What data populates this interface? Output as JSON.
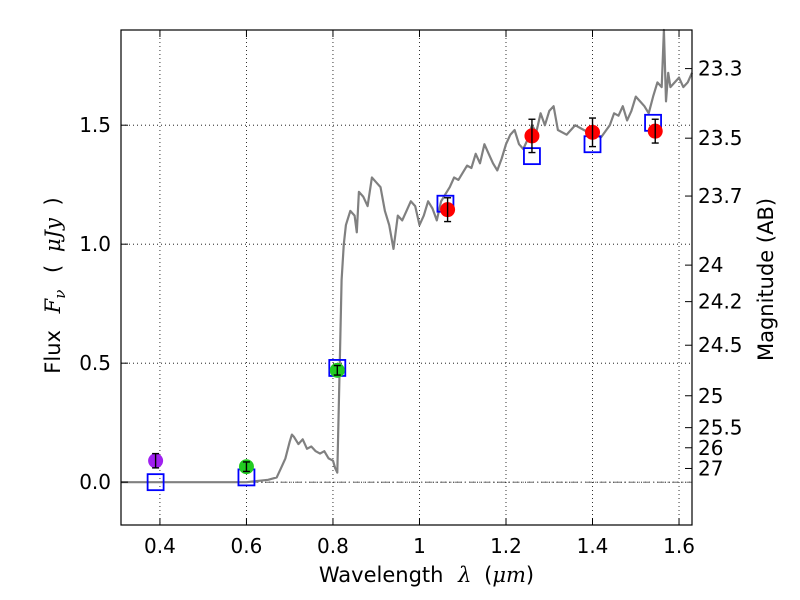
{
  "chart_data": {
    "type": "scatter",
    "title": "",
    "xlabel": {
      "prefix": "Wavelength",
      "symbol": "λ",
      "unit_open": "(",
      "unit": "μm",
      "unit_close": ")"
    },
    "ylabel": {
      "prefix": "Flux",
      "symbol": "F",
      "subscript": "ν",
      "unit_open": "(",
      "unit": "μJy",
      "unit_close": ")"
    },
    "y2label": "Magnitude (AB)",
    "xlim": [
      0.31,
      1.63
    ],
    "ylim": [
      -0.18,
      1.9
    ],
    "xticks": [
      {
        "value": 0.4,
        "label": "0.4"
      },
      {
        "value": 0.6,
        "label": "0.6"
      },
      {
        "value": 0.8,
        "label": "0.8"
      },
      {
        "value": 1.0,
        "label": "1"
      },
      {
        "value": 1.2,
        "label": "1.2"
      },
      {
        "value": 1.4,
        "label": "1.4"
      },
      {
        "value": 1.6,
        "label": "1.6"
      }
    ],
    "yticks": [
      {
        "value": 0.0,
        "label": "0.0"
      },
      {
        "value": 0.5,
        "label": "0.5"
      },
      {
        "value": 1.0,
        "label": "1.0"
      },
      {
        "value": 1.5,
        "label": "1.5"
      }
    ],
    "y2ticks": [
      {
        "mag": 23.3,
        "label": "23.3"
      },
      {
        "mag": 23.5,
        "label": "23.5"
      },
      {
        "mag": 23.7,
        "label": "23.7"
      },
      {
        "mag": 24.0,
        "label": "24"
      },
      {
        "mag": 24.2,
        "label": "24.2"
      },
      {
        "mag": 24.5,
        "label": "24.5"
      },
      {
        "mag": 25.0,
        "label": "25"
      },
      {
        "mag": 25.5,
        "label": "25.5"
      },
      {
        "mag": 26.0,
        "label": "26"
      },
      {
        "mag": 27.0,
        "label": "27"
      }
    ],
    "zero_line": 0.0,
    "grid": true,
    "series": [
      {
        "name": "model spectrum",
        "kind": "line",
        "color": "#808080",
        "x": [
          0.31,
          0.4,
          0.5,
          0.6,
          0.65,
          0.67,
          0.68,
          0.69,
          0.7,
          0.705,
          0.71,
          0.72,
          0.73,
          0.74,
          0.75,
          0.76,
          0.77,
          0.78,
          0.79,
          0.8,
          0.805,
          0.81,
          0.815,
          0.82,
          0.825,
          0.83,
          0.84,
          0.85,
          0.855,
          0.86,
          0.87,
          0.88,
          0.89,
          0.9,
          0.91,
          0.92,
          0.93,
          0.94,
          0.95,
          0.96,
          0.97,
          0.98,
          0.99,
          1.0,
          1.01,
          1.02,
          1.03,
          1.04,
          1.05,
          1.06,
          1.07,
          1.08,
          1.09,
          1.1,
          1.11,
          1.12,
          1.13,
          1.14,
          1.15,
          1.16,
          1.17,
          1.18,
          1.19,
          1.2,
          1.21,
          1.22,
          1.23,
          1.24,
          1.25,
          1.26,
          1.27,
          1.28,
          1.29,
          1.3,
          1.31,
          1.32,
          1.34,
          1.36,
          1.38,
          1.4,
          1.42,
          1.44,
          1.45,
          1.46,
          1.47,
          1.48,
          1.49,
          1.5,
          1.51,
          1.52,
          1.53,
          1.54,
          1.55,
          1.56,
          1.565,
          1.57,
          1.575,
          1.58,
          1.59,
          1.6,
          1.61,
          1.62,
          1.63
        ],
        "y": [
          0.0,
          0.0,
          0.0,
          0.0,
          0.01,
          0.02,
          0.06,
          0.1,
          0.17,
          0.2,
          0.19,
          0.16,
          0.18,
          0.14,
          0.15,
          0.13,
          0.12,
          0.13,
          0.1,
          0.09,
          0.06,
          0.04,
          0.45,
          0.85,
          1.0,
          1.08,
          1.14,
          1.12,
          1.05,
          1.22,
          1.2,
          1.16,
          1.28,
          1.26,
          1.24,
          1.14,
          1.08,
          0.98,
          1.12,
          1.1,
          1.14,
          1.18,
          1.16,
          1.08,
          1.12,
          1.18,
          1.15,
          1.1,
          1.18,
          1.21,
          1.24,
          1.28,
          1.27,
          1.3,
          1.33,
          1.32,
          1.38,
          1.34,
          1.42,
          1.38,
          1.34,
          1.31,
          1.36,
          1.42,
          1.46,
          1.48,
          1.42,
          1.4,
          1.44,
          1.5,
          1.47,
          1.55,
          1.5,
          1.56,
          1.58,
          1.48,
          1.46,
          1.5,
          1.48,
          1.46,
          1.45,
          1.5,
          1.55,
          1.54,
          1.58,
          1.52,
          1.56,
          1.62,
          1.6,
          1.58,
          1.55,
          1.62,
          1.68,
          1.66,
          1.9,
          1.6,
          1.72,
          1.66,
          1.68,
          1.7,
          1.66,
          1.68,
          1.72
        ]
      },
      {
        "name": "model photometry",
        "kind": "open-square",
        "color": "#0000ff",
        "x": [
          0.39,
          0.6,
          0.81,
          1.06,
          1.26,
          1.4,
          1.54
        ],
        "y": [
          0.0,
          0.02,
          0.48,
          1.17,
          1.37,
          1.42,
          1.51
        ]
      },
      {
        "name": "violet band",
        "kind": "point",
        "color": "#a020f0",
        "x": [
          0.39
        ],
        "y": [
          0.09
        ],
        "yerr": [
          0.03
        ]
      },
      {
        "name": "green bands",
        "kind": "point",
        "color": "#22cc22",
        "x": [
          0.6,
          0.81
        ],
        "y": [
          0.065,
          0.47
        ],
        "yerr": [
          0.02,
          0.02
        ]
      },
      {
        "name": "red bands",
        "kind": "point",
        "color": "#ff0000",
        "x": [
          1.065,
          1.26,
          1.4,
          1.545
        ],
        "y": [
          1.145,
          1.455,
          1.47,
          1.475
        ],
        "yerr": [
          0.05,
          0.07,
          0.06,
          0.05
        ]
      }
    ]
  }
}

• • • • •

### TASK PROMPT
Send back the data above word for word, with the pictures left out.

### COMPLETED EXERCISE
What data populates this interface? Output as JSON.
{
  "chart_data": {
    "type": "scatter",
    "title": "",
    "xlabel": {
      "prefix": "Wavelength",
      "symbol": "λ",
      "unit_open": "(",
      "unit": "μm",
      "unit_close": ")"
    },
    "ylabel": {
      "prefix": "Flux",
      "symbol": "F",
      "subscript": "ν",
      "unit_open": "(",
      "unit": "μJy",
      "unit_close": ")"
    },
    "y2label": "Magnitude (AB)",
    "xlim": [
      0.31,
      1.63
    ],
    "ylim": [
      -0.18,
      1.9
    ],
    "xticks": [
      {
        "value": 0.4,
        "label": "0.4"
      },
      {
        "value": 0.6,
        "label": "0.6"
      },
      {
        "value": 0.8,
        "label": "0.8"
      },
      {
        "value": 1.0,
        "label": "1"
      },
      {
        "value": 1.2,
        "label": "1.2"
      },
      {
        "value": 1.4,
        "label": "1.4"
      },
      {
        "value": 1.6,
        "label": "1.6"
      }
    ],
    "yticks": [
      {
        "value": 0.0,
        "label": "0.0"
      },
      {
        "value": 0.5,
        "label": "0.5"
      },
      {
        "value": 1.0,
        "label": "1.0"
      },
      {
        "value": 1.5,
        "label": "1.5"
      }
    ],
    "y2ticks": [
      {
        "mag": 23.3,
        "label": "23.3"
      },
      {
        "mag": 23.5,
        "label": "23.5"
      },
      {
        "mag": 23.7,
        "label": "23.7"
      },
      {
        "mag": 24.0,
        "label": "24"
      },
      {
        "mag": 24.2,
        "label": "24.2"
      },
      {
        "mag": 24.5,
        "label": "24.5"
      },
      {
        "mag": 25.0,
        "label": "25"
      },
      {
        "mag": 25.5,
        "label": "25.5"
      },
      {
        "mag": 26.0,
        "label": "26"
      },
      {
        "mag": 27.0,
        "label": "27"
      }
    ],
    "zero_line": 0.0,
    "grid": true,
    "series": [
      {
        "name": "model spectrum",
        "kind": "line",
        "color": "#808080",
        "x": [
          0.31,
          0.4,
          0.5,
          0.6,
          0.65,
          0.67,
          0.68,
          0.69,
          0.7,
          0.705,
          0.71,
          0.72,
          0.73,
          0.74,
          0.75,
          0.76,
          0.77,
          0.78,
          0.79,
          0.8,
          0.805,
          0.81,
          0.815,
          0.82,
          0.825,
          0.83,
          0.84,
          0.85,
          0.855,
          0.86,
          0.87,
          0.88,
          0.89,
          0.9,
          0.91,
          0.92,
          0.93,
          0.94,
          0.95,
          0.96,
          0.97,
          0.98,
          0.99,
          1.0,
          1.01,
          1.02,
          1.03,
          1.04,
          1.05,
          1.06,
          1.07,
          1.08,
          1.09,
          1.1,
          1.11,
          1.12,
          1.13,
          1.14,
          1.15,
          1.16,
          1.17,
          1.18,
          1.19,
          1.2,
          1.21,
          1.22,
          1.23,
          1.24,
          1.25,
          1.26,
          1.27,
          1.28,
          1.29,
          1.3,
          1.31,
          1.32,
          1.34,
          1.36,
          1.38,
          1.4,
          1.42,
          1.44,
          1.45,
          1.46,
          1.47,
          1.48,
          1.49,
          1.5,
          1.51,
          1.52,
          1.53,
          1.54,
          1.55,
          1.56,
          1.565,
          1.57,
          1.575,
          1.58,
          1.59,
          1.6,
          1.61,
          1.62,
          1.63
        ],
        "y": [
          0.0,
          0.0,
          0.0,
          0.0,
          0.01,
          0.02,
          0.06,
          0.1,
          0.17,
          0.2,
          0.19,
          0.16,
          0.18,
          0.14,
          0.15,
          0.13,
          0.12,
          0.13,
          0.1,
          0.09,
          0.06,
          0.04,
          0.45,
          0.85,
          1.0,
          1.08,
          1.14,
          1.12,
          1.05,
          1.22,
          1.2,
          1.16,
          1.28,
          1.26,
          1.24,
          1.14,
          1.08,
          0.98,
          1.12,
          1.1,
          1.14,
          1.18,
          1.16,
          1.08,
          1.12,
          1.18,
          1.15,
          1.1,
          1.18,
          1.21,
          1.24,
          1.28,
          1.27,
          1.3,
          1.33,
          1.32,
          1.38,
          1.34,
          1.42,
          1.38,
          1.34,
          1.31,
          1.36,
          1.42,
          1.46,
          1.48,
          1.42,
          1.4,
          1.44,
          1.5,
          1.47,
          1.55,
          1.5,
          1.56,
          1.58,
          1.48,
          1.46,
          1.5,
          1.48,
          1.46,
          1.45,
          1.5,
          1.55,
          1.54,
          1.58,
          1.52,
          1.56,
          1.62,
          1.6,
          1.58,
          1.55,
          1.62,
          1.68,
          1.66,
          1.9,
          1.6,
          1.72,
          1.66,
          1.68,
          1.7,
          1.66,
          1.68,
          1.72
        ]
      },
      {
        "name": "model photometry",
        "kind": "open-square",
        "color": "#0000ff",
        "x": [
          0.39,
          0.6,
          0.81,
          1.06,
          1.26,
          1.4,
          1.54
        ],
        "y": [
          0.0,
          0.02,
          0.48,
          1.17,
          1.37,
          1.42,
          1.51
        ]
      },
      {
        "name": "violet band",
        "kind": "point",
        "color": "#a020f0",
        "x": [
          0.39
        ],
        "y": [
          0.09
        ],
        "yerr": [
          0.03
        ]
      },
      {
        "name": "green bands",
        "kind": "point",
        "color": "#22cc22",
        "x": [
          0.6,
          0.81
        ],
        "y": [
          0.065,
          0.47
        ],
        "yerr": [
          0.02,
          0.02
        ]
      },
      {
        "name": "red bands",
        "kind": "point",
        "color": "#ff0000",
        "x": [
          1.065,
          1.26,
          1.4,
          1.545
        ],
        "y": [
          1.145,
          1.455,
          1.47,
          1.475
        ],
        "yerr": [
          0.05,
          0.07,
          0.06,
          0.05
        ]
      }
    ]
  }
}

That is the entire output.